:: Problem ::
Return the number of lines that contain the word "attempt", and return nothing else.

:: Extracted entries ::
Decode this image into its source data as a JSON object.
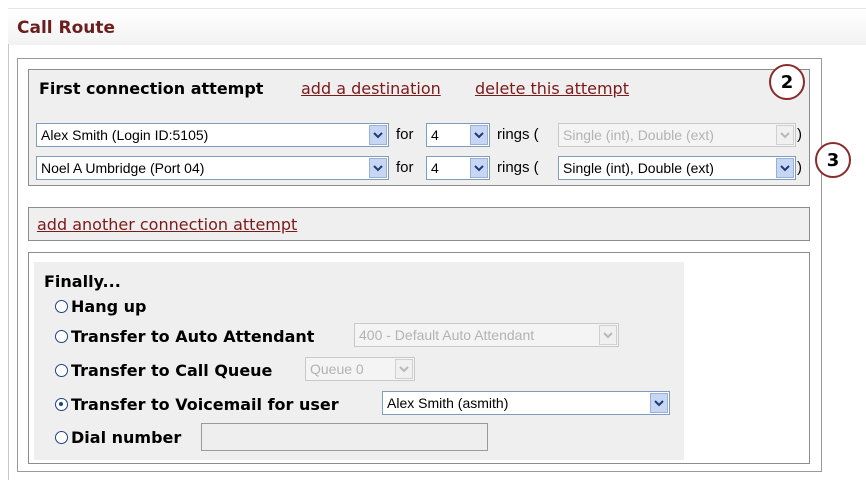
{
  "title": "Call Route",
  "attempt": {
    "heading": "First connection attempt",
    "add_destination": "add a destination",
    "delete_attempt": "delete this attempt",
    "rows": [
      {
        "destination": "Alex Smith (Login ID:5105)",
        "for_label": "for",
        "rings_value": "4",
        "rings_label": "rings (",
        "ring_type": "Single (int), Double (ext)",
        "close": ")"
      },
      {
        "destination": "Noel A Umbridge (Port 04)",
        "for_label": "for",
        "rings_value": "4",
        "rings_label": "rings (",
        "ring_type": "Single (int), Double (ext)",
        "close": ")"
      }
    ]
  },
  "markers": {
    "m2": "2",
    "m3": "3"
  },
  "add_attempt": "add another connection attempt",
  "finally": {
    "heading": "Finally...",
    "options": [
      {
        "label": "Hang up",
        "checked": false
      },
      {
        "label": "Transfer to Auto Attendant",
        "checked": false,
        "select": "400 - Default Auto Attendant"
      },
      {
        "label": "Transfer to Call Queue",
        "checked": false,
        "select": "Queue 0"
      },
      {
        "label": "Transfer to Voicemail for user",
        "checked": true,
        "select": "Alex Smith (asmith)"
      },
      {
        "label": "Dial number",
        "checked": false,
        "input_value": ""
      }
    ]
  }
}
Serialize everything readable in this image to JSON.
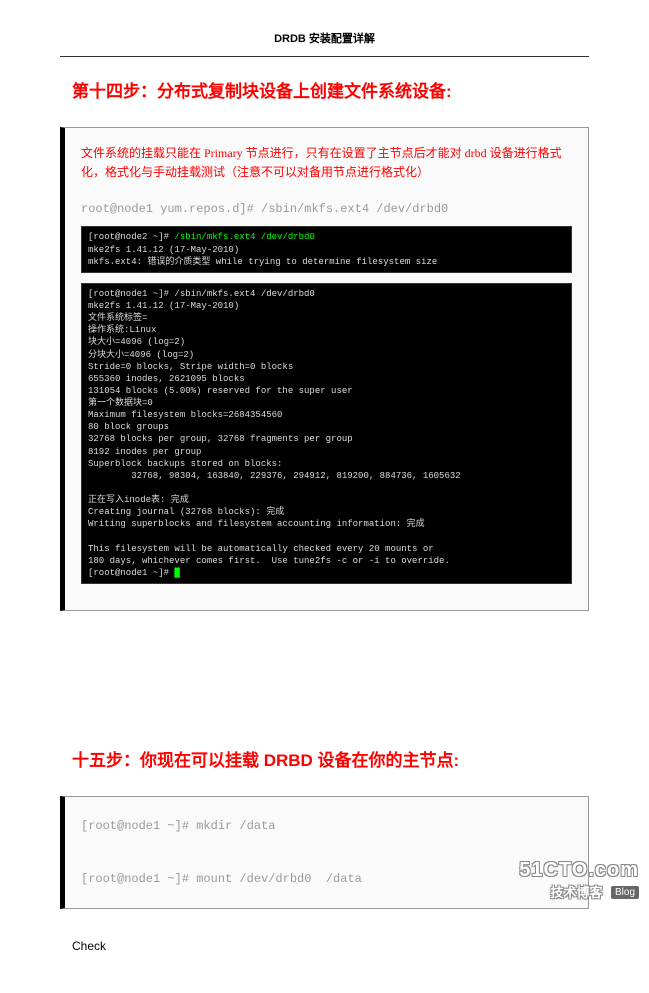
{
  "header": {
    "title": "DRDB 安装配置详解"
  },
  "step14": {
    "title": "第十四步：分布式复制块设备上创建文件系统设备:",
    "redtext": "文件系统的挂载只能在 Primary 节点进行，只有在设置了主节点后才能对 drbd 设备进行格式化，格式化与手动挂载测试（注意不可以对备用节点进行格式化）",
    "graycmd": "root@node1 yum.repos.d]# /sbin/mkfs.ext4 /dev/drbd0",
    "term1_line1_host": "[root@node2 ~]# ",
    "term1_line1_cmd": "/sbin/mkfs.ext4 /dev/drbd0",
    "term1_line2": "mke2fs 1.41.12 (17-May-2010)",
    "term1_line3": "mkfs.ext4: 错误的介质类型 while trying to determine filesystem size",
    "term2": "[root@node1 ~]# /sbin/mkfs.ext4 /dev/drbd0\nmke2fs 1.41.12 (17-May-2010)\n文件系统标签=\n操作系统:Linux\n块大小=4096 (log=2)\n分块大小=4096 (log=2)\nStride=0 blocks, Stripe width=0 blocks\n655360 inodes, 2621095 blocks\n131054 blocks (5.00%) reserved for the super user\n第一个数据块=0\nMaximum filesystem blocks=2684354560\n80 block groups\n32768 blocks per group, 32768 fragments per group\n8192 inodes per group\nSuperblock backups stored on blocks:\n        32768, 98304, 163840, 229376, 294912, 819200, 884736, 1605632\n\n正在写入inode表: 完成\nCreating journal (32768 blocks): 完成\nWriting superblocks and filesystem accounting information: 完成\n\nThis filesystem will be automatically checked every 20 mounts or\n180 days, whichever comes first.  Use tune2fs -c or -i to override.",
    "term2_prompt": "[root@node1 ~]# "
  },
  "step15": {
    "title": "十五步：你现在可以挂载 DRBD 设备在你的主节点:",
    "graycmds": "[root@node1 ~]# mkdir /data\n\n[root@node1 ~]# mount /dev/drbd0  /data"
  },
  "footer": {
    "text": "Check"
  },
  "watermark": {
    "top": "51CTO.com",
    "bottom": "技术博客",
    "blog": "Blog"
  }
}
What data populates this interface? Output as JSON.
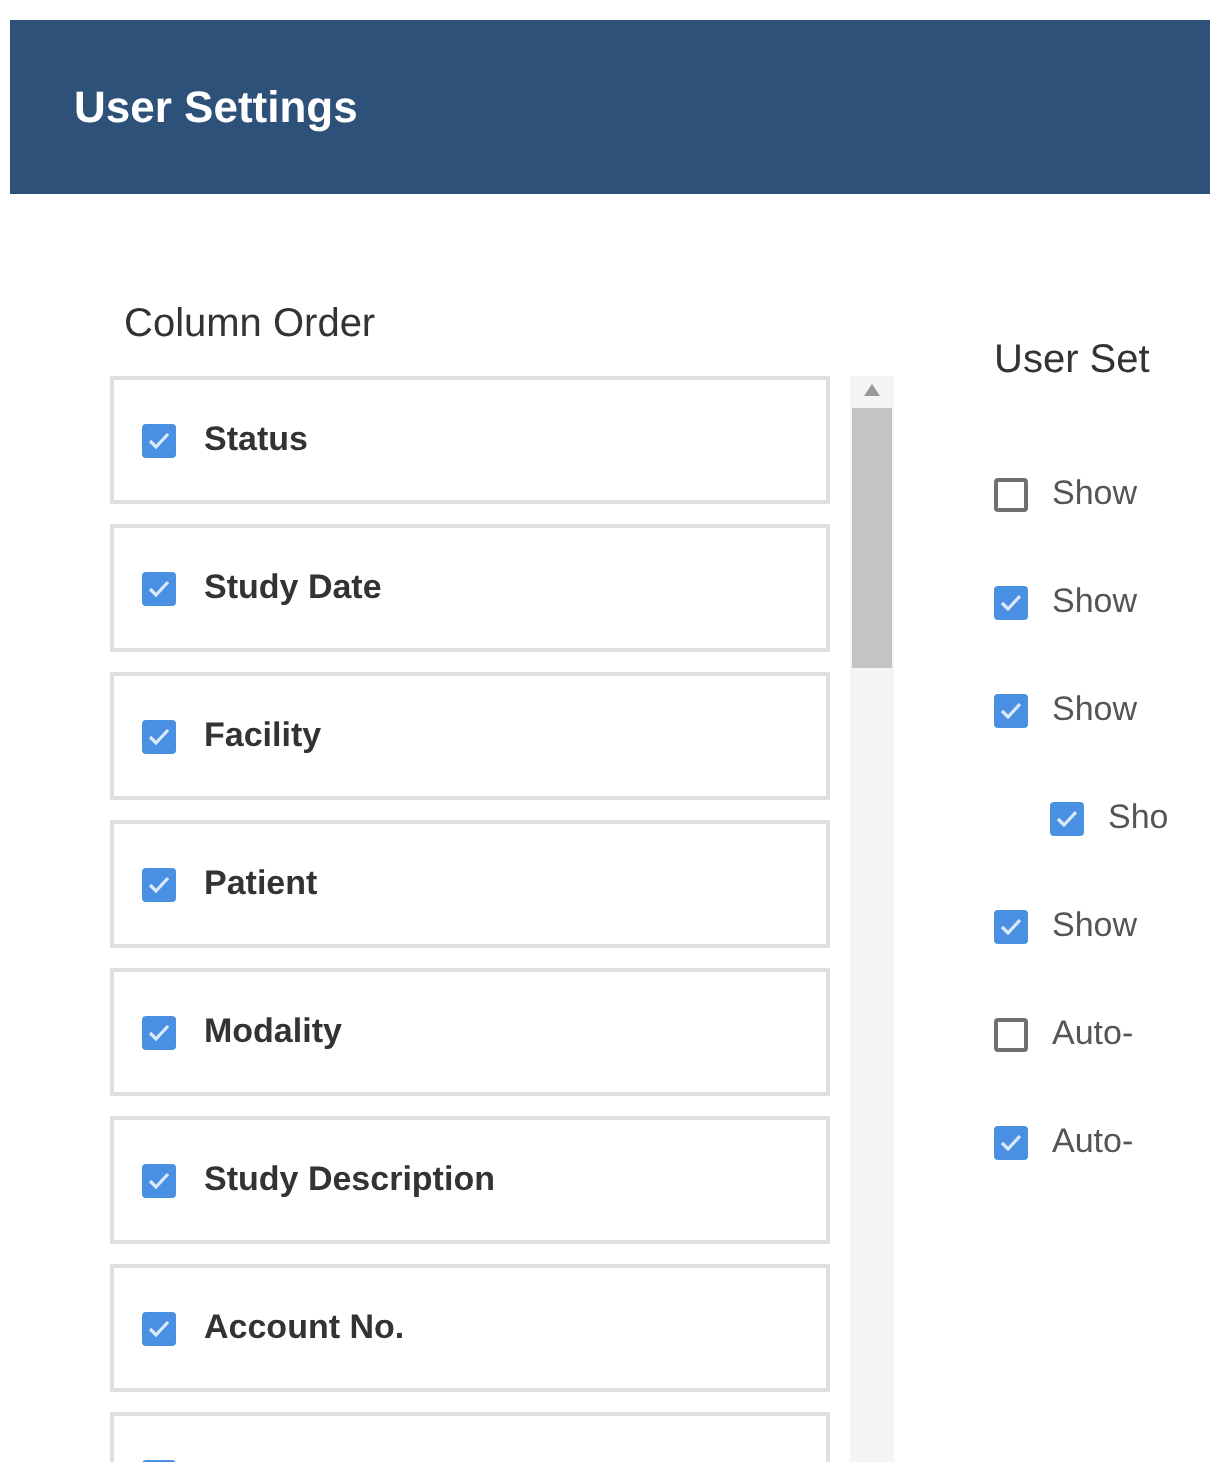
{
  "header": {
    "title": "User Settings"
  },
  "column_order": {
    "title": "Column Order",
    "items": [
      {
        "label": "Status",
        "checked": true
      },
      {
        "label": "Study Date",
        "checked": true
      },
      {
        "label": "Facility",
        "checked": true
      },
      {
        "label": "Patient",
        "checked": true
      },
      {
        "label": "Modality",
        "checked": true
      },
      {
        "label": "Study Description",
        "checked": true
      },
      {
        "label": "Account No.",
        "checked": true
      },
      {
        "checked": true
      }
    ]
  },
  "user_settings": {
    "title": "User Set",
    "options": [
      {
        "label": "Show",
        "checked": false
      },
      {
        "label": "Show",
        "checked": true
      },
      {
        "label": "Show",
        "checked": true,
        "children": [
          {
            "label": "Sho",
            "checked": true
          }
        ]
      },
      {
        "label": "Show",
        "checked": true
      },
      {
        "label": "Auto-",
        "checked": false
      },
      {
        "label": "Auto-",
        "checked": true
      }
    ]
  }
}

:: Completed exercise ::
4